[Stored items]
— START —

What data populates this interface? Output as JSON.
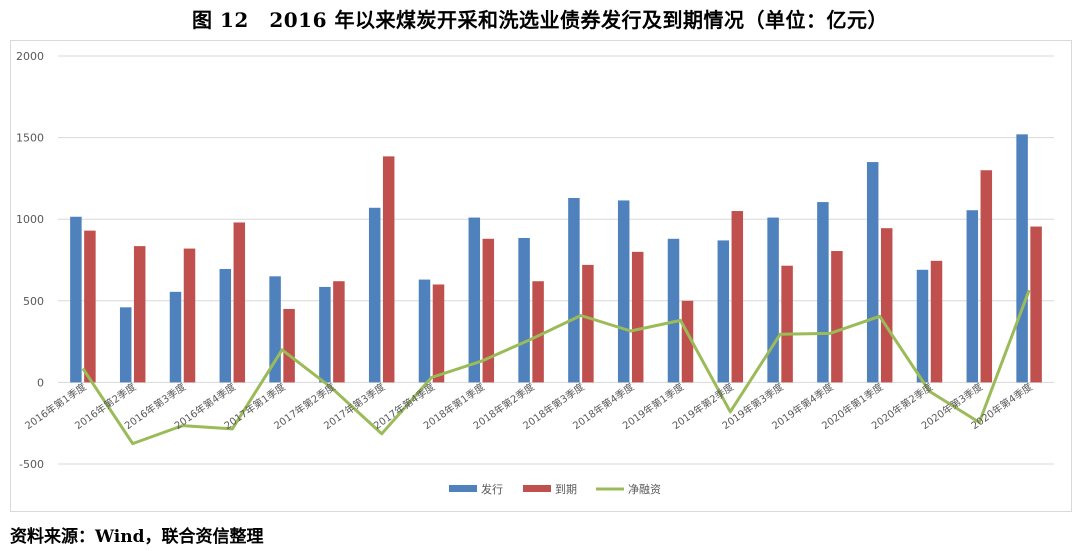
{
  "title": "图 12　2016 年以来煤炭开采和洗选业债券发行及到期情况（单位：亿元）",
  "source": "资料来源：Wind，联合资信整理",
  "chart_data": {
    "type": "bar",
    "categories": [
      "2016年第1季度",
      "2016年第2季度",
      "2016年第3季度",
      "2016年第4季度",
      "2017年第1季度",
      "2017年第2季度",
      "2017年第3季度",
      "2017年第4季度",
      "2018年第1季度",
      "2018年第2季度",
      "2018年第3季度",
      "2018年第4季度",
      "2019年第1季度",
      "2019年第2季度",
      "2019年第3季度",
      "2019年第4季度",
      "2020年第1季度",
      "2020年第2季度",
      "2020年第3季度",
      "2020年第4季度"
    ],
    "series": [
      {
        "name": "发行",
        "type": "bar",
        "color": "#4f81bd",
        "values": [
          1015,
          460,
          555,
          695,
          650,
          585,
          1070,
          630,
          1010,
          885,
          1130,
          1115,
          880,
          870,
          1010,
          1105,
          1350,
          690,
          1055,
          1520
        ]
      },
      {
        "name": "到期",
        "type": "bar",
        "color": "#c0504d",
        "values": [
          930,
          835,
          820,
          980,
          450,
          620,
          1385,
          600,
          880,
          620,
          720,
          800,
          500,
          1050,
          715,
          805,
          945,
          745,
          1300,
          955
        ]
      },
      {
        "name": "净融资",
        "type": "line",
        "color": "#9bbb59",
        "values": [
          85,
          -375,
          -265,
          -285,
          200,
          -35,
          -315,
          30,
          130,
          265,
          410,
          315,
          380,
          -180,
          295,
          300,
          405,
          -55,
          -245,
          565
        ]
      }
    ],
    "ylim": [
      -500,
      2000
    ],
    "yticks": [
      -500,
      0,
      500,
      1000,
      1500,
      2000
    ],
    "grid": true,
    "legend": "bottom"
  }
}
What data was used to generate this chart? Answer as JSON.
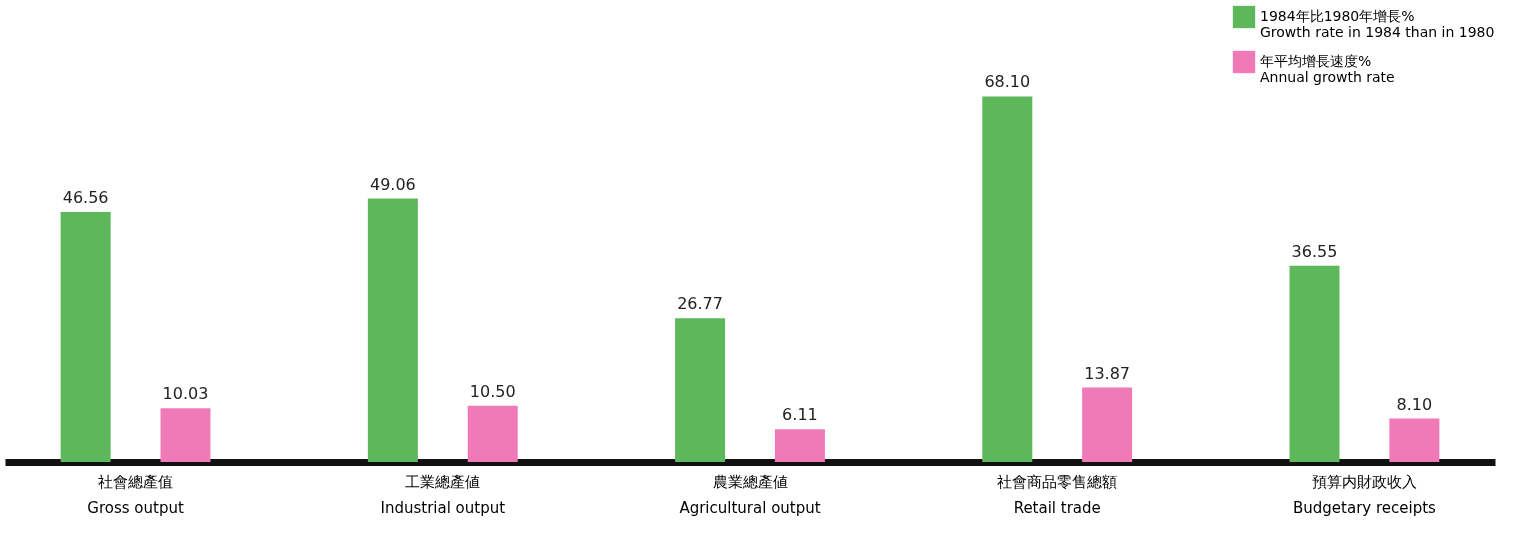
{
  "chart_data": {
    "type": "bar",
    "categories": [
      "社會總產值\nGross output",
      "工業總產値\nIndustrial output",
      "農業總產値\nAgricultural output",
      "社會商品零售總額\nRetail trade",
      "預算内財政收入\nBudgetary receipts"
    ],
    "series": [
      {
        "name": "1984年比1980年增長%\nGrowth rate in 1984 than in 1980",
        "color": "#5cb85a",
        "values": [
          46.56,
          49.06,
          26.77,
          68.1,
          36.55
        ],
        "value_labels": [
          "46.56",
          "49.06",
          "26.77",
          "68.10",
          "36.55"
        ]
      },
      {
        "name": "年平均增長速度%\nAnnual growth rate",
        "color": "#f07ab8",
        "values": [
          10.03,
          10.5,
          6.11,
          13.87,
          8.1
        ],
        "value_labels": [
          "10.03",
          "10.50",
          "6.11",
          "13.87",
          "8.10"
        ]
      }
    ],
    "legend": "top right",
    "grid": false
  }
}
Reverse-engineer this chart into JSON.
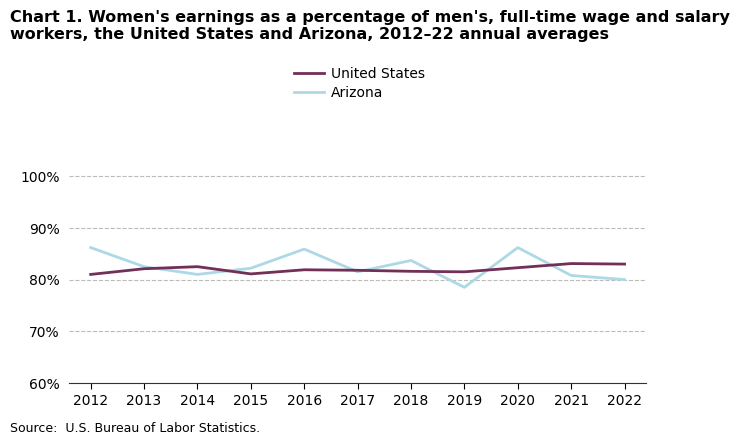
{
  "title_line1": "Chart 1. Women's earnings as a percentage of men's, full-time wage and salary",
  "title_line2": "workers, the United States and Arizona, 2012–22 annual averages",
  "years": [
    2012,
    2013,
    2014,
    2015,
    2016,
    2017,
    2018,
    2019,
    2020,
    2021,
    2022
  ],
  "us_values": [
    81.0,
    82.1,
    82.5,
    81.1,
    81.9,
    81.8,
    81.6,
    81.5,
    82.3,
    83.1,
    83.0
  ],
  "az_values": [
    86.2,
    82.5,
    81.0,
    82.2,
    85.9,
    81.5,
    83.7,
    78.5,
    86.2,
    80.8,
    80.0
  ],
  "us_color": "#722F57",
  "az_color": "#ADD8E6",
  "us_label": "United States",
  "az_label": "Arizona",
  "ylim": [
    60,
    102
  ],
  "yticks": [
    60,
    70,
    80,
    90,
    100
  ],
  "xlim": [
    2011.6,
    2022.4
  ],
  "source_text": "Source:  U.S. Bureau of Labor Statistics.",
  "title_fontsize": 11.5,
  "axis_fontsize": 10,
  "legend_fontsize": 10,
  "line_width": 2.0
}
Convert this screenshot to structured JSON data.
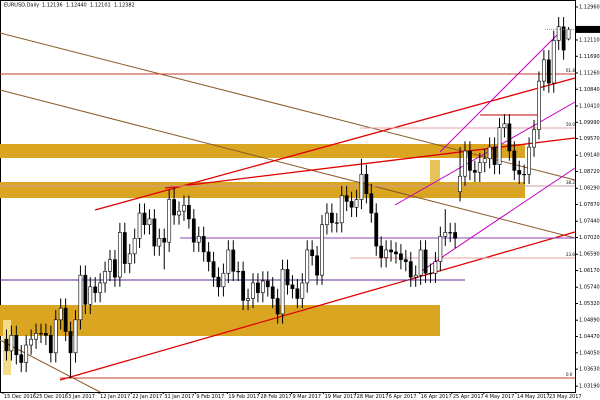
{
  "chart_data": {
    "type": "candlestick",
    "title": "EURUSD,Daily",
    "header_labels": [
      "1.12136",
      "1.12440",
      "1.12101",
      "1.12382"
    ],
    "bull_color": "#ffffff",
    "bear_color": "#000000",
    "outline_color": "#000000",
    "ylim": [
      1.0304,
      1.1314
    ],
    "yticks": [
      {
        "value": 1.1296,
        "label": "1.12960"
      },
      {
        "value": 1.1211,
        "label": "1.12110"
      },
      {
        "value": 1.1169,
        "label": "1.11690"
      },
      {
        "value": 1.1126,
        "label": "1.11260"
      },
      {
        "value": 1.1084,
        "label": "1.10840"
      },
      {
        "value": 1.1041,
        "label": "1.10410"
      },
      {
        "value": 1.0999,
        "label": "1.09990"
      },
      {
        "value": 1.0957,
        "label": "1.09570"
      },
      {
        "value": 1.0914,
        "label": "1.09140"
      },
      {
        "value": 1.0872,
        "label": "1.08720"
      },
      {
        "value": 1.0829,
        "label": "1.08290"
      },
      {
        "value": 1.0787,
        "label": "1.07870"
      },
      {
        "value": 1.0744,
        "label": "1.07440"
      },
      {
        "value": 1.0702,
        "label": "1.07020"
      },
      {
        "value": 1.0659,
        "label": "1.06590"
      },
      {
        "value": 1.0617,
        "label": "1.06170"
      },
      {
        "value": 1.0574,
        "label": "1.05740"
      },
      {
        "value": 1.0532,
        "label": "1.05320"
      },
      {
        "value": 1.0489,
        "label": "1.04890"
      },
      {
        "value": 1.0447,
        "label": "1.04470"
      },
      {
        "value": 1.0405,
        "label": "1.04050"
      },
      {
        "value": 1.0363,
        "label": "1.03630"
      },
      {
        "value": 1.0319,
        "label": "1.03190"
      }
    ],
    "xlabels": [
      "15 Dec 2016",
      "25 Dec 2016",
      "3 Jan 2017",
      "12 Jan 2017",
      "22 Jan 2017",
      "31 Jan 2017",
      "9 Feb 2017",
      "19 Feb 2017",
      "28 Feb 2017",
      "9 Mar 2017",
      "19 Mar 2017",
      "28 Mar 2017",
      "6 Apr 2017",
      "16 Apr 2017",
      "25 Apr 2017",
      "4 May 2017",
      "14 May 2017",
      "23 May 2017"
    ],
    "fib_labels": [
      "61.8",
      "50.0",
      "38.2",
      "23.6",
      "0.0"
    ],
    "open": [
      1.044,
      1.041,
      1.045,
      1.04,
      1.038,
      1.0425,
      1.044,
      1.0455,
      1.0455,
      1.045,
      1.0405,
      1.049,
      1.052,
      1.046,
      1.0405,
      1.049,
      1.0605,
      1.053,
      1.0575,
      1.056,
      1.0585,
      1.0615,
      1.0645,
      1.06,
      1.0715,
      1.0635,
      1.066,
      1.07,
      1.0765,
      1.0735,
      1.075,
      1.068,
      1.07,
      1.069,
      1.08,
      1.076,
      1.077,
      1.0785,
      1.075,
      1.069,
      1.0705,
      1.0665,
      1.064,
      1.06,
      1.0575,
      1.061,
      1.067,
      1.0615,
      1.0615,
      1.054,
      1.0545,
      1.0585,
      1.056,
      1.059,
      1.0575,
      1.0545,
      1.0505,
      1.062,
      1.058,
      1.057,
      1.0545,
      1.0585,
      1.067,
      1.0655,
      1.0605,
      1.0735,
      1.0765,
      1.074,
      1.074,
      1.081,
      1.0795,
      1.078,
      1.08,
      1.0865,
      1.0815,
      1.0765,
      1.068,
      1.065,
      1.067,
      1.0665,
      1.066,
      1.0645,
      1.064,
      1.06,
      1.0605,
      1.067,
      1.061,
      1.061,
      1.064,
      1.0705,
      1.0715,
      1.0715,
      1.082,
      1.086,
      1.0925,
      1.0875,
      1.087,
      1.0895,
      1.0905,
      1.0935,
      1.089,
      1.0985,
      1.0995,
      1.0925,
      1.0875,
      1.0865,
      1.0865,
      1.0935,
      1.098,
      1.1105,
      1.116,
      1.11,
      1.121,
      1.1245,
      1.12136
    ],
    "high": [
      1.0465,
      1.0475,
      1.0475,
      1.0425,
      1.045,
      1.0465,
      1.048,
      1.048,
      1.048,
      1.0475,
      1.0515,
      1.0545,
      1.0545,
      1.0485,
      1.0515,
      1.063,
      1.063,
      1.06,
      1.06,
      1.061,
      1.064,
      1.067,
      1.067,
      1.074,
      1.074,
      1.0685,
      1.0725,
      1.079,
      1.079,
      1.0775,
      1.0775,
      1.0725,
      1.0725,
      1.0825,
      1.083,
      1.0795,
      1.081,
      1.081,
      1.0775,
      1.073,
      1.073,
      1.069,
      1.0665,
      1.0625,
      1.0635,
      1.0695,
      1.0695,
      1.064,
      1.064,
      1.057,
      1.061,
      1.061,
      1.0615,
      1.0615,
      1.06,
      1.057,
      1.0645,
      1.0645,
      1.0605,
      1.0595,
      1.061,
      1.0695,
      1.0695,
      1.068,
      1.076,
      1.079,
      1.079,
      1.0765,
      1.0835,
      1.0835,
      1.082,
      1.0825,
      1.0905,
      1.089,
      1.084,
      1.079,
      1.0705,
      1.0695,
      1.0695,
      1.069,
      1.0685,
      1.067,
      1.0665,
      1.063,
      1.0695,
      1.0695,
      1.0635,
      1.0665,
      1.073,
      1.0775,
      1.074,
      1.074,
      1.0935,
      1.095,
      1.095,
      1.09,
      1.092,
      1.093,
      1.096,
      1.096,
      1.101,
      1.102,
      1.102,
      1.095,
      1.09,
      1.089,
      1.096,
      1.1005,
      1.113,
      1.1185,
      1.1185,
      1.1235,
      1.127,
      1.127,
      1.1244
    ],
    "low": [
      1.0385,
      1.0385,
      1.0375,
      1.0355,
      1.0355,
      1.04,
      1.0415,
      1.043,
      1.0425,
      1.038,
      1.038,
      1.0465,
      1.0435,
      1.034,
      1.038,
      1.0465,
      1.0505,
      1.0505,
      1.0535,
      1.0535,
      1.056,
      1.059,
      1.0575,
      1.0575,
      1.061,
      1.061,
      1.0635,
      1.0675,
      1.071,
      1.071,
      1.0655,
      1.0655,
      1.062,
      1.0665,
      1.0735,
      1.0735,
      1.0745,
      1.0725,
      1.0665,
      1.0665,
      1.064,
      1.0615,
      1.0575,
      1.055,
      1.055,
      1.0585,
      1.059,
      1.059,
      1.0515,
      1.0515,
      1.052,
      1.0535,
      1.0535,
      1.055,
      1.052,
      1.048,
      1.048,
      1.0555,
      1.0545,
      1.052,
      1.052,
      1.056,
      1.063,
      1.058,
      1.058,
      1.071,
      1.0715,
      1.0715,
      1.0715,
      1.077,
      1.0755,
      1.0755,
      1.0775,
      1.079,
      1.074,
      1.0655,
      1.0625,
      1.0625,
      1.064,
      1.0635,
      1.062,
      1.0615,
      1.0575,
      1.0575,
      1.058,
      1.0585,
      1.0585,
      1.0585,
      1.0615,
      1.068,
      1.069,
      1.0675,
      1.0795,
      1.0835,
      1.085,
      1.0845,
      1.0845,
      1.087,
      1.088,
      1.0865,
      1.0865,
      1.096,
      1.09,
      1.085,
      1.084,
      1.084,
      1.084,
      1.091,
      1.0955,
      1.108,
      1.1075,
      1.1075,
      1.1185,
      1.116,
      1.12101
    ],
    "close": [
      1.041,
      1.045,
      1.04,
      1.038,
      1.0425,
      1.044,
      1.0455,
      1.0455,
      1.045,
      1.0405,
      1.049,
      1.052,
      1.046,
      1.0405,
      1.049,
      1.0605,
      1.053,
      1.0575,
      1.056,
      1.0585,
      1.0615,
      1.0645,
      1.06,
      1.0715,
      1.0635,
      1.066,
      1.07,
      1.0765,
      1.0735,
      1.075,
      1.068,
      1.07,
      1.069,
      1.08,
      1.076,
      1.077,
      1.0785,
      1.075,
      1.069,
      1.0705,
      1.0665,
      1.064,
      1.06,
      1.0575,
      1.061,
      1.067,
      1.0615,
      1.0615,
      1.054,
      1.0545,
      1.0585,
      1.056,
      1.059,
      1.0575,
      1.0545,
      1.0505,
      1.062,
      1.058,
      1.057,
      1.0545,
      1.0585,
      1.067,
      1.0655,
      1.0605,
      1.0735,
      1.0765,
      1.074,
      1.074,
      1.081,
      1.0795,
      1.078,
      1.08,
      1.0865,
      1.0815,
      1.0765,
      1.068,
      1.065,
      1.067,
      1.0665,
      1.066,
      1.0645,
      1.064,
      1.06,
      1.0605,
      1.067,
      1.061,
      1.061,
      1.064,
      1.0705,
      1.0715,
      1.0715,
      1.07,
      1.086,
      1.0925,
      1.0875,
      1.087,
      1.0895,
      1.0905,
      1.0935,
      1.089,
      1.0985,
      1.0995,
      1.0925,
      1.0875,
      1.0865,
      1.0865,
      1.0935,
      1.098,
      1.1105,
      1.116,
      1.11,
      1.121,
      1.1245,
      1.1185,
      1.12382
    ]
  }
}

— END —

▶ WORK TO BE COMPLETED: Gather up every line in the data above that contains the word "this", copying each one.

▶ WRITTEN RESPONSE:
What data populates this interface? Output as JSON.
What data was used to generate this chart? Answer as JSON.
Reverse-engineer this chart into JSON.
Convert this screenshot to structured JSON data.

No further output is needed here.